### What the task requires
Every line below that mentions the word "Words" should be copied out.

Data items:
-- START --

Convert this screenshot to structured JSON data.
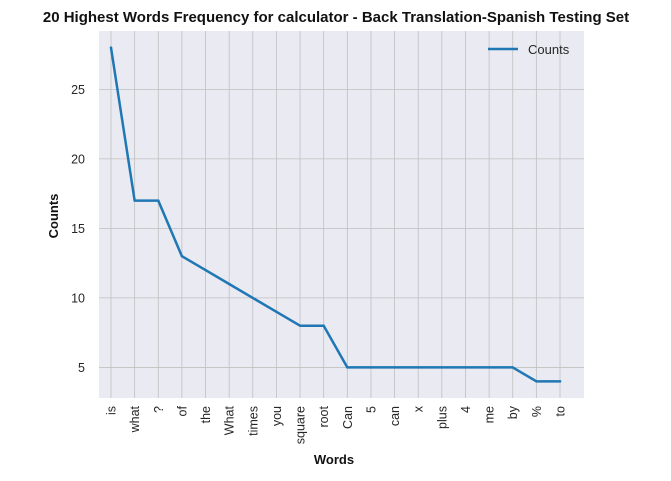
{
  "chart_data": {
    "type": "line",
    "title": "20 Highest Words Frequency for calculator - Back Translation-Spanish Testing Set",
    "xlabel": "Words",
    "ylabel": "Counts",
    "categories": [
      "is",
      "what",
      "?",
      "of",
      "the",
      "What",
      "times",
      "you",
      "square",
      "root",
      "Can",
      "5",
      "can",
      "x",
      "plus",
      "4",
      "me",
      "by",
      "%",
      "to"
    ],
    "series": [
      {
        "name": "Counts",
        "values": [
          28,
          17,
          17,
          13,
          12,
          11,
          10,
          9,
          8,
          8,
          5,
          5,
          5,
          5,
          5,
          5,
          5,
          5,
          4,
          4
        ],
        "color": "#1f77b4"
      }
    ],
    "yticks": [
      5,
      10,
      15,
      20,
      25
    ],
    "ylim": [
      2.8,
      29.2
    ],
    "grid": true,
    "legend_position": "upper right",
    "plot_background": "#eaeaf2",
    "grid_color": "#c0c0c0"
  }
}
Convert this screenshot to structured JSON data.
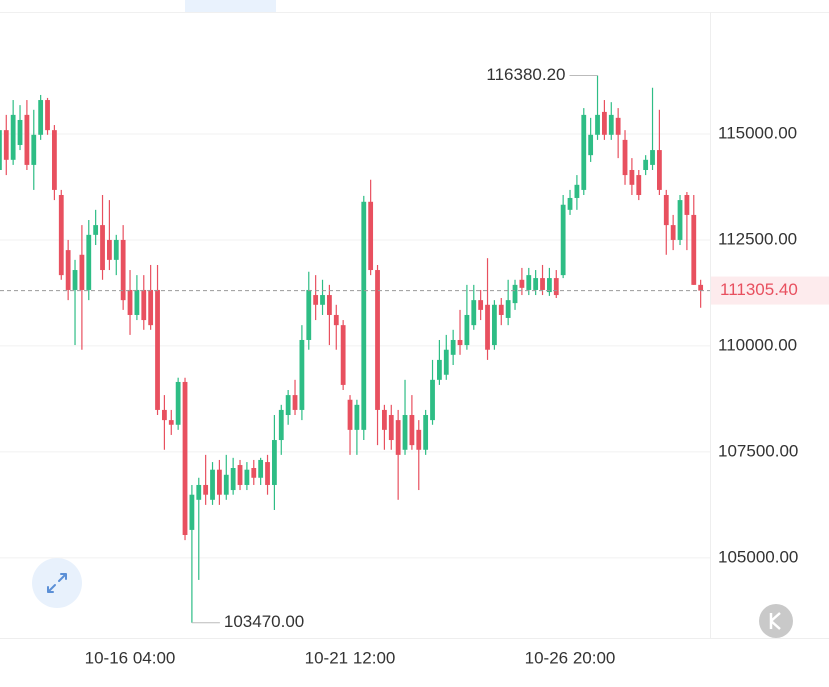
{
  "chart_data": {
    "type": "candlestick",
    "categories": [
      null,
      null,
      null,
      null,
      null,
      null,
      null,
      null,
      null,
      null,
      null,
      null,
      null,
      null,
      null,
      null,
      null,
      null,
      null,
      "10-16 04:00",
      null,
      null,
      null,
      null,
      null,
      null,
      null,
      null,
      null,
      null,
      null,
      null,
      null,
      null,
      null,
      null,
      null,
      null,
      null,
      null,
      null,
      null,
      null,
      null,
      null,
      null,
      null,
      null,
      null,
      null,
      null,
      "10-21 12:00",
      null,
      null,
      null,
      null,
      null,
      null,
      null,
      null,
      null,
      null,
      null,
      null,
      null,
      null,
      null,
      null,
      null,
      null,
      null,
      null,
      null,
      null,
      null,
      null,
      null,
      null,
      null,
      null,
      null,
      null,
      null,
      "10-26 20:00",
      null,
      null,
      null,
      null,
      null,
      null,
      null,
      null,
      null,
      null,
      null,
      null,
      null,
      null,
      null,
      null,
      null,
      null,
      null
    ],
    "values": [
      [
        114150,
        115570,
        113090,
        115090
      ],
      [
        115090,
        115450,
        114030,
        114390
      ],
      [
        114390,
        115800,
        114270,
        115450
      ],
      [
        114740,
        115680,
        114620,
        115330
      ],
      [
        115450,
        115800,
        114150,
        114270
      ],
      [
        114270,
        115570,
        113680,
        114980
      ],
      [
        114980,
        115920,
        114860,
        115800
      ],
      [
        115800,
        115850,
        114980,
        115090
      ],
      [
        115090,
        115210,
        113440,
        113680
      ],
      [
        113560,
        113680,
        111560,
        111670
      ],
      [
        112260,
        112500,
        111080,
        111320
      ],
      [
        111320,
        112030,
        110020,
        111790
      ],
      [
        112150,
        112850,
        109910,
        111320
      ],
      [
        111320,
        112970,
        111080,
        112620
      ],
      [
        112620,
        113210,
        112380,
        112850
      ],
      [
        112850,
        113560,
        111560,
        111790
      ],
      [
        112500,
        113440,
        111790,
        112030
      ],
      [
        112030,
        112620,
        111670,
        112500
      ],
      [
        112500,
        112850,
        110850,
        111080
      ],
      [
        111320,
        111790,
        110260,
        110730
      ],
      [
        110730,
        111670,
        110610,
        111320
      ],
      [
        111320,
        111670,
        110380,
        110610
      ],
      [
        111320,
        111910,
        110380,
        110490
      ],
      [
        111320,
        111910,
        108370,
        108490
      ],
      [
        108490,
        108840,
        107550,
        108250
      ],
      [
        108250,
        108490,
        107900,
        108140
      ],
      [
        108140,
        109250,
        108020,
        109150
      ],
      [
        109150,
        109250,
        105420,
        105540
      ],
      [
        105660,
        106720,
        103470,
        106490
      ],
      [
        106370,
        106890,
        104480,
        106720
      ],
      [
        106720,
        107430,
        106250,
        106490
      ],
      [
        106370,
        107260,
        106250,
        107080
      ],
      [
        107080,
        107310,
        106250,
        106490
      ],
      [
        106490,
        107430,
        106370,
        106960
      ],
      [
        106600,
        107360,
        106490,
        107120
      ],
      [
        107190,
        107310,
        106600,
        106720
      ],
      [
        106720,
        107260,
        106600,
        107080
      ],
      [
        107120,
        107310,
        106720,
        106890
      ],
      [
        106890,
        107360,
        106720,
        107310
      ],
      [
        107260,
        107430,
        106490,
        106720
      ],
      [
        106720,
        108370,
        106130,
        107780
      ],
      [
        107780,
        108610,
        107430,
        108490
      ],
      [
        108370,
        108960,
        108140,
        108840
      ],
      [
        108840,
        109200,
        108370,
        108490
      ],
      [
        108490,
        110490,
        108250,
        110140
      ],
      [
        110140,
        111750,
        109910,
        111320
      ],
      [
        111200,
        111670,
        110610,
        110970
      ],
      [
        110970,
        111560,
        110730,
        111200
      ],
      [
        111200,
        111440,
        110020,
        110730
      ],
      [
        110730,
        110970,
        109910,
        110490
      ],
      [
        110490,
        110610,
        108960,
        109080
      ],
      [
        108730,
        108840,
        107430,
        108020
      ],
      [
        108020,
        108730,
        107430,
        108610
      ],
      [
        108020,
        113540,
        107780,
        113400
      ],
      [
        113400,
        113920,
        111670,
        111790
      ],
      [
        111790,
        111910,
        107660,
        108490
      ],
      [
        108490,
        108610,
        107550,
        108020
      ],
      [
        108370,
        108610,
        107550,
        107780
      ],
      [
        108250,
        108490,
        106370,
        107430
      ],
      [
        107550,
        109200,
        107430,
        108370
      ],
      [
        108370,
        108840,
        107550,
        107660
      ],
      [
        108020,
        108250,
        106600,
        107550
      ],
      [
        107550,
        108490,
        107430,
        108370
      ],
      [
        108250,
        109670,
        108140,
        109200
      ],
      [
        109200,
        110140,
        109080,
        109670
      ],
      [
        109320,
        110260,
        109200,
        109910
      ],
      [
        109790,
        110380,
        109550,
        110140
      ],
      [
        110140,
        110850,
        109790,
        110020
      ],
      [
        110020,
        111440,
        109910,
        110730
      ],
      [
        110490,
        111440,
        110380,
        111080
      ],
      [
        111080,
        111320,
        110610,
        110850
      ],
      [
        110970,
        112070,
        109670,
        109910
      ],
      [
        110020,
        111080,
        109910,
        110970
      ],
      [
        110970,
        111130,
        110490,
        110730
      ],
      [
        110660,
        111560,
        110490,
        111080
      ],
      [
        111010,
        111560,
        110850,
        111440
      ],
      [
        111560,
        111840,
        111200,
        111370
      ],
      [
        111320,
        111840,
        111200,
        111670
      ],
      [
        111320,
        111790,
        111200,
        111600
      ],
      [
        111600,
        111910,
        111200,
        111320
      ],
      [
        111270,
        111840,
        111180,
        111600
      ],
      [
        111600,
        111790,
        111130,
        111200
      ],
      [
        111670,
        113560,
        111600,
        113330
      ],
      [
        113210,
        113680,
        113090,
        113490
      ],
      [
        113490,
        114030,
        113210,
        113800
      ],
      [
        113680,
        115610,
        113560,
        115450
      ],
      [
        114500,
        115380,
        114340,
        114980
      ],
      [
        114980,
        116380.2,
        114860,
        115450
      ],
      [
        115520,
        115800,
        114860,
        114980
      ],
      [
        114980,
        115750,
        114860,
        115450
      ],
      [
        115380,
        115610,
        114430,
        114980
      ],
      [
        114860,
        115090,
        113800,
        114030
      ],
      [
        114150,
        114430,
        113560,
        113800
      ],
      [
        114030,
        114150,
        113440,
        113560
      ],
      [
        114150,
        114500,
        114030,
        114390
      ],
      [
        114270,
        116090,
        114150,
        114620
      ],
      [
        114620,
        115570,
        113560,
        113680
      ],
      [
        113560,
        113680,
        112150,
        112850
      ],
      [
        112850,
        113090,
        112260,
        112500
      ],
      [
        112500,
        113560,
        112380,
        113440
      ],
      [
        113560,
        113630,
        112260,
        113090
      ],
      [
        113090,
        113560,
        111440,
        111440
      ],
      [
        111440,
        111560,
        110900,
        111305.4
      ]
    ],
    "up_color": "#2ebd85",
    "down_color": "#e8505f",
    "ylim": [
      103110,
      118160
    ],
    "yticks": [
      {
        "value": 115000,
        "label": "115000.00"
      },
      {
        "value": 112500,
        "label": "112500.00"
      },
      {
        "value": 110000,
        "label": "110000.00"
      },
      {
        "value": 107500,
        "label": "107500.00"
      },
      {
        "value": 105000,
        "label": "105000.00"
      }
    ],
    "grid": true,
    "high_label": {
      "value": 116380.2,
      "label": "116380.20"
    },
    "low_label": {
      "value": 103470,
      "label": "103470.00"
    },
    "last_price": {
      "value": 111305.4,
      "label": "111305.40"
    }
  }
}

-- END --

### Solution to the problem
    "title": "20 Highest Words Frequency for calculator - Back Translation-Spanish Testing Set",
    "xlabel": "Words",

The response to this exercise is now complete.